■ Task instructions
Type out the material below exactly.

[Data entries]
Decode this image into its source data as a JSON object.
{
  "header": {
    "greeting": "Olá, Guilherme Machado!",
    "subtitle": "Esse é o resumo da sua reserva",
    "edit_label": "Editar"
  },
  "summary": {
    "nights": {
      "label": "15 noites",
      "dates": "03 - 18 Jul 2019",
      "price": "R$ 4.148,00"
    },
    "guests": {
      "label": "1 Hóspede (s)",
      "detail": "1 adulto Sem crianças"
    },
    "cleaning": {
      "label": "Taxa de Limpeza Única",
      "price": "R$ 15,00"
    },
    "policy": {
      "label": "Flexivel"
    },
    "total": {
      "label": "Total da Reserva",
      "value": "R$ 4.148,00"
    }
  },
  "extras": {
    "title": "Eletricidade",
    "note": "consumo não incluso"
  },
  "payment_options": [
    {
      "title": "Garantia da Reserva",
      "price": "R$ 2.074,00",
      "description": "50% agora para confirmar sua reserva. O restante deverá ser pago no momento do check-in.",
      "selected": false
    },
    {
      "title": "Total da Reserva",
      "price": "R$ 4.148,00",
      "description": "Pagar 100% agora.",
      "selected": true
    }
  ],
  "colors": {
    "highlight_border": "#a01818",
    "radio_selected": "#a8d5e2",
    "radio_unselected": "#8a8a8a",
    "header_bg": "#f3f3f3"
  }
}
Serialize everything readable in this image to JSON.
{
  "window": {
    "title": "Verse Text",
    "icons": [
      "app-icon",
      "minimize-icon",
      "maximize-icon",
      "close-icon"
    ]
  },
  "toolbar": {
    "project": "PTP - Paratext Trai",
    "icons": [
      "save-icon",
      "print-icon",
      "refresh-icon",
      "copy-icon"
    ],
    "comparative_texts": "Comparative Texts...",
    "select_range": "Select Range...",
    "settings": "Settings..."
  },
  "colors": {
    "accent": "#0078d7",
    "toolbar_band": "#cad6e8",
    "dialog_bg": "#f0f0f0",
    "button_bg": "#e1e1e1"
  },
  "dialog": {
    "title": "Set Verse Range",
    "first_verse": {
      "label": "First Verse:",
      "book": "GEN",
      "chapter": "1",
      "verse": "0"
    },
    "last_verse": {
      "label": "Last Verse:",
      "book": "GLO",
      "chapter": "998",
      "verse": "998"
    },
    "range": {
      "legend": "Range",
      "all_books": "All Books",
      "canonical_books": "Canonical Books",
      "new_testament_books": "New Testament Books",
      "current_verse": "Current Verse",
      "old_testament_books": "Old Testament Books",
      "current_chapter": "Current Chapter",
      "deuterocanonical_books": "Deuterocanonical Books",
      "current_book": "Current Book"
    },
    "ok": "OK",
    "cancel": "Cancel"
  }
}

■ Result
Decode this image into its source data as a JSON object.
{
  "header": {
    "greeting": "Olá, Guilherme Machado!",
    "subtitle": "Esse é o resumo da sua reserva",
    "edit_label": "Editar"
  },
  "summary": {
    "nights": {
      "label": "15 noites",
      "dates": "03 - 18 Jul 2019",
      "price": "R$ 4.148,00"
    },
    "guests": {
      "label": "1 Hóspede (s)",
      "detail": "1 adulto Sem crianças"
    },
    "cleaning": {
      "label": "Taxa de Limpeza Única",
      "price": "R$ 15,00"
    },
    "policy": {
      "label": "Flexivel"
    },
    "total": {
      "label": "Total da Reserva",
      "value": "R$ 4.148,00"
    }
  },
  "extras": {
    "title": "Eletricidade",
    "note": "consumo não incluso"
  },
  "payment_options": [
    {
      "title": "Garantia da Reserva",
      "price": "R$ 2.074,00",
      "description": "50% agora para confirmar sua reserva. O restante deverá ser pago no momento do check-in.",
      "selected": false
    },
    {
      "title": "Total da Reserva",
      "price": "R$ 4.148,00",
      "description": "Pagar 100% agora.",
      "selected": true
    }
  ],
  "colors": {
    "highlight_border": "#a01818",
    "radio_selected": "#a8d5e2",
    "radio_unselected": "#8a8a8a",
    "header_bg": "#f3f3f3"
  }
}
Serialize everything readable in this image to JSON.
{
  "window": {
    "title": "Verse Text",
    "icons": [
      "app-icon",
      "minimize-icon",
      "maximize-icon",
      "close-icon"
    ]
  },
  "toolbar": {
    "project": "PTP - Paratext Trai",
    "icons": [
      "save-icon",
      "print-icon",
      "refresh-icon",
      "copy-icon"
    ],
    "comparative_texts": "Comparative Texts...",
    "select_range": "Select Range...",
    "settings": "Settings..."
  },
  "colors": {
    "accent": "#0078d7",
    "toolbar_band": "#cad6e8",
    "dialog_bg": "#f0f0f0",
    "button_bg": "#e1e1e1"
  },
  "dialog": {
    "title": "Set Verse Range",
    "first_verse": {
      "label": "First Verse:",
      "book": "GEN",
      "chapter": "1",
      "verse": "0"
    },
    "last_verse": {
      "label": "Last Verse:",
      "book": "GLO",
      "chapter": "998",
      "verse": "998"
    },
    "range": {
      "legend": "Range",
      "all_books": "All Books",
      "canonical_books": "Canonical Books",
      "new_testament_books": "New Testament Books",
      "current_verse": "Current Verse",
      "old_testament_books": "Old Testament Books",
      "current_chapter": "Current Chapter",
      "deuterocanonical_books": "Deuterocanonical Books",
      "current_book": "Current Book"
    },
    "ok": "OK",
    "cancel": "Cancel"
  }
}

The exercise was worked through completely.